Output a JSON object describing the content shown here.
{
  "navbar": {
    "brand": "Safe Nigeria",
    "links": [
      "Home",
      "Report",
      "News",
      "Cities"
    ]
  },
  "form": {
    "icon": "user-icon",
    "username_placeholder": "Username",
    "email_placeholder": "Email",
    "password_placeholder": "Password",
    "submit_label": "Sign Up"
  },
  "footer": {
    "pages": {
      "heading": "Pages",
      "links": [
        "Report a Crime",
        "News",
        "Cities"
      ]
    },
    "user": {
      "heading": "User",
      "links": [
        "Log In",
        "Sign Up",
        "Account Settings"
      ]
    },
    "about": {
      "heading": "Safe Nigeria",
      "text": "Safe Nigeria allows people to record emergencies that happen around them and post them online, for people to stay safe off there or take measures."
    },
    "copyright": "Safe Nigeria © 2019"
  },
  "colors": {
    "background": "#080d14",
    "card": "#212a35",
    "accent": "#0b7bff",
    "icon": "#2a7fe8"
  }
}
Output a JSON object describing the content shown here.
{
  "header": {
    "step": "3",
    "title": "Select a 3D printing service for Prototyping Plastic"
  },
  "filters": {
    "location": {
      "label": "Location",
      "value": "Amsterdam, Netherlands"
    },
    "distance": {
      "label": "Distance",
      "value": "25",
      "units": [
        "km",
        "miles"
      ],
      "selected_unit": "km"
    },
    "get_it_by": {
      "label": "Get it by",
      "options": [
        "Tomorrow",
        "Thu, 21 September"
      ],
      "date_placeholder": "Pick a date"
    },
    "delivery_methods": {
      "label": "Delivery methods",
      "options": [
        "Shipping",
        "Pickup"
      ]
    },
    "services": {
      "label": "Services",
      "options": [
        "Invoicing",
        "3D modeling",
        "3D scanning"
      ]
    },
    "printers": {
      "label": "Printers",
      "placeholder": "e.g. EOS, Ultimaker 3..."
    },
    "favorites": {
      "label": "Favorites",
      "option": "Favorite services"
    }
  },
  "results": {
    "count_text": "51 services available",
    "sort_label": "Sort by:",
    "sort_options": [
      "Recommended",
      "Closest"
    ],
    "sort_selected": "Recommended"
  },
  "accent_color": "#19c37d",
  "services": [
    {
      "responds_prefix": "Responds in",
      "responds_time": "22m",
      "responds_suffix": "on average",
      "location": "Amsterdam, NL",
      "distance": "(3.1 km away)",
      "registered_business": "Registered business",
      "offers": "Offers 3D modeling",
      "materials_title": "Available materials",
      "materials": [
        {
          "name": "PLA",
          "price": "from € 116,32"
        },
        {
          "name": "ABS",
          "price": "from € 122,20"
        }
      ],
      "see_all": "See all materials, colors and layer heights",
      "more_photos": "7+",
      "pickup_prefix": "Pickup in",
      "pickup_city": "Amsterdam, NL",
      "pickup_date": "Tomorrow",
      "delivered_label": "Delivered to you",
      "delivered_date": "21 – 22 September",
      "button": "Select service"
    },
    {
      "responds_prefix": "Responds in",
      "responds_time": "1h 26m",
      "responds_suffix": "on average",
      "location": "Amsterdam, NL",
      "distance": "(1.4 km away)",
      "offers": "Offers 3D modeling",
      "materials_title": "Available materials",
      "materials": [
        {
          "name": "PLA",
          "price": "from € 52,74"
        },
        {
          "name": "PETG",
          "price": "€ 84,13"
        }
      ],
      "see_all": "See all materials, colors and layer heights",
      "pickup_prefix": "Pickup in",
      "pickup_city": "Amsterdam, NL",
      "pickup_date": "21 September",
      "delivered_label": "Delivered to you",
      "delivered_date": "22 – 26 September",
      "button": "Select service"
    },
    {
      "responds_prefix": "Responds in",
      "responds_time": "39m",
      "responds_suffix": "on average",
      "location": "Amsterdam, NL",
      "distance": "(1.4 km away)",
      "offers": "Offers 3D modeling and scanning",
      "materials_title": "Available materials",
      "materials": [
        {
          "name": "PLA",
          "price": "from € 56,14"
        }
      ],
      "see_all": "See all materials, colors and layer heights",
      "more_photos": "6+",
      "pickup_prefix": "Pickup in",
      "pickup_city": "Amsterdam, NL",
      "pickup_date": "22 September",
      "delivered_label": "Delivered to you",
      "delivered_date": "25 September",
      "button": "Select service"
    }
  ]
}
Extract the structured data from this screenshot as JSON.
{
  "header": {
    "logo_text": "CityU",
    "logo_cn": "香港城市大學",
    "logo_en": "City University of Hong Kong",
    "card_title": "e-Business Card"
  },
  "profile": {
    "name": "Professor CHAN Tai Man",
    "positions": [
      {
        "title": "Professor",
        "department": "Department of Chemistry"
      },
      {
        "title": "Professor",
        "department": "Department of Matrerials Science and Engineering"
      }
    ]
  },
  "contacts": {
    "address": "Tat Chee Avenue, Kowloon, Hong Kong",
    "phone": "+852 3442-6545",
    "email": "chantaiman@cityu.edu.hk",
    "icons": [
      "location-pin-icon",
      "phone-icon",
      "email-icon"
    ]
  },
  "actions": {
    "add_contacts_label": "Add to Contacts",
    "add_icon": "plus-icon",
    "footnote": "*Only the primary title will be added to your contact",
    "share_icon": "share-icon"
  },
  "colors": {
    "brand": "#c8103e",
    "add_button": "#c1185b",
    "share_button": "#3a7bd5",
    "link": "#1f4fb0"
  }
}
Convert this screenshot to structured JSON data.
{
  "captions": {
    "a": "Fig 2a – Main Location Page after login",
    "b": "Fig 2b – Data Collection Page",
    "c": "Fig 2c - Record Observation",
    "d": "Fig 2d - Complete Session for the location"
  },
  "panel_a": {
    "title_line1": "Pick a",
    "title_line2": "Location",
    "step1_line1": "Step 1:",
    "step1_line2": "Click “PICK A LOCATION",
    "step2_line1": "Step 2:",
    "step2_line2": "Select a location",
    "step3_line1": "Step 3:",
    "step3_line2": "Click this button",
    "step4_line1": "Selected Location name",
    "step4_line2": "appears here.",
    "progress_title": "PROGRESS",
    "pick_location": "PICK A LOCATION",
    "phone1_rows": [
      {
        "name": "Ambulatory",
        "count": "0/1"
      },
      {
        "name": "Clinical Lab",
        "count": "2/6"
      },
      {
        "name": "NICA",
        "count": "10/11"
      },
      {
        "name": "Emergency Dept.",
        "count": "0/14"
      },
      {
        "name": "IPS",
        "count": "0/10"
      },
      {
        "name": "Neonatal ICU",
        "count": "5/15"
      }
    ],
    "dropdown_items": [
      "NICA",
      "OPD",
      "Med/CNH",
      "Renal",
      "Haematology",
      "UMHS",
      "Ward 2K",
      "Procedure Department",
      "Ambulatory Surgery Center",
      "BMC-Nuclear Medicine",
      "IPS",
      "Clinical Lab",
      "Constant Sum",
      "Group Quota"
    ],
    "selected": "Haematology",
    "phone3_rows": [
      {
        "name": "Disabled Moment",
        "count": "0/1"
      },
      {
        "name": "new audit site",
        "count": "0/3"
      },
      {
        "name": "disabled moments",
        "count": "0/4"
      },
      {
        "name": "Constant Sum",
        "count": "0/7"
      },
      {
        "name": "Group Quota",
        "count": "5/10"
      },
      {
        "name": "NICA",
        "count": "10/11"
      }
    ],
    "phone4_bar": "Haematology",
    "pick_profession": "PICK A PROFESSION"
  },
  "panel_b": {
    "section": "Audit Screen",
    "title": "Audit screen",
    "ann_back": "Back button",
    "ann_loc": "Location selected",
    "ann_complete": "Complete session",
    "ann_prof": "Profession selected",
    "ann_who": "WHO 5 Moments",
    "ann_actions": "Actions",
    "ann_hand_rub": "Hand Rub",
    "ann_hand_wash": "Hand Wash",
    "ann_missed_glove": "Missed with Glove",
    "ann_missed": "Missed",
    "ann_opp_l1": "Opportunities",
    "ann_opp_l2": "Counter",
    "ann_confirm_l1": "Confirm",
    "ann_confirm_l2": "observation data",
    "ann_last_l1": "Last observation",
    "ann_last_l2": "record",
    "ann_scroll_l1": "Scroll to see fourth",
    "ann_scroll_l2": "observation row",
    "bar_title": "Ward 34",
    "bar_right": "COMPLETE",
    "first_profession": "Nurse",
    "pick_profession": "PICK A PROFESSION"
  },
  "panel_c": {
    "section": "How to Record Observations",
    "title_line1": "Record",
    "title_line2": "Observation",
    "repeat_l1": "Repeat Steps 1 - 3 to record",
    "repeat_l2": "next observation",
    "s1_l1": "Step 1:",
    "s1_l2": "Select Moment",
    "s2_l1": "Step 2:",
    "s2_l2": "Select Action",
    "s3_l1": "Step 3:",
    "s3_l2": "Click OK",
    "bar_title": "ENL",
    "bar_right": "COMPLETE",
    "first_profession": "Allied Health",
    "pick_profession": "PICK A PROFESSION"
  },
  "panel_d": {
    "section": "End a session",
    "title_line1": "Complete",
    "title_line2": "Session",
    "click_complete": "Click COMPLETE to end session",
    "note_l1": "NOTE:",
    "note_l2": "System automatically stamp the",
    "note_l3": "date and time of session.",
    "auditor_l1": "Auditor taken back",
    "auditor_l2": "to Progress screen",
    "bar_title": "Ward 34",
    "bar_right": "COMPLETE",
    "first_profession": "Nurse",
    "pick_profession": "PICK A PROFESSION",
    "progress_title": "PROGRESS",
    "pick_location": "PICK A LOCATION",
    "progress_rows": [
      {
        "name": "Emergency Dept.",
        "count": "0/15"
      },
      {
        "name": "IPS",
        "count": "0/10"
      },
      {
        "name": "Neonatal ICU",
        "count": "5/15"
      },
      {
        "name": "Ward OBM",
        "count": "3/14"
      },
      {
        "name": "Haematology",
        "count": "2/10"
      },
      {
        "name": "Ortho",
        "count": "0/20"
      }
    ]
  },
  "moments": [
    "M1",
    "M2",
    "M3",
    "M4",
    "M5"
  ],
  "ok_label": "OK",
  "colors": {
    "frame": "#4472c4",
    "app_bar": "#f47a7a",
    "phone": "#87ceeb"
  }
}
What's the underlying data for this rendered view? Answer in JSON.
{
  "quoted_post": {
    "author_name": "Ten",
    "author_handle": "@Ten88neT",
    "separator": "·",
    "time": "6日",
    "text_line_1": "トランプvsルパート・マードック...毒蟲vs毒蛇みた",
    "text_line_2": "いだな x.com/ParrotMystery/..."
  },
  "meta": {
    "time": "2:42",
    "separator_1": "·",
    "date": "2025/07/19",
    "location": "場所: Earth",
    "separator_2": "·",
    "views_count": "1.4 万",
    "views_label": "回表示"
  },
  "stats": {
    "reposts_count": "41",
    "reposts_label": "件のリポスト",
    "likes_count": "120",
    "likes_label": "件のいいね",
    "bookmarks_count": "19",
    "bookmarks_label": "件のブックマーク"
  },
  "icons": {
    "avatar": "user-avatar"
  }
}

———

Copy the lines from the entries above in which the word "Safe" appears.

    "brand": "Safe Nigeria",
      "heading": "Safe Nigeria",
      "text": "Safe Nigeria allows people to record emergencies that happen around them and post them online, for people to stay safe off there or take measures."
    "copyright": "Safe Nigeria © 2019"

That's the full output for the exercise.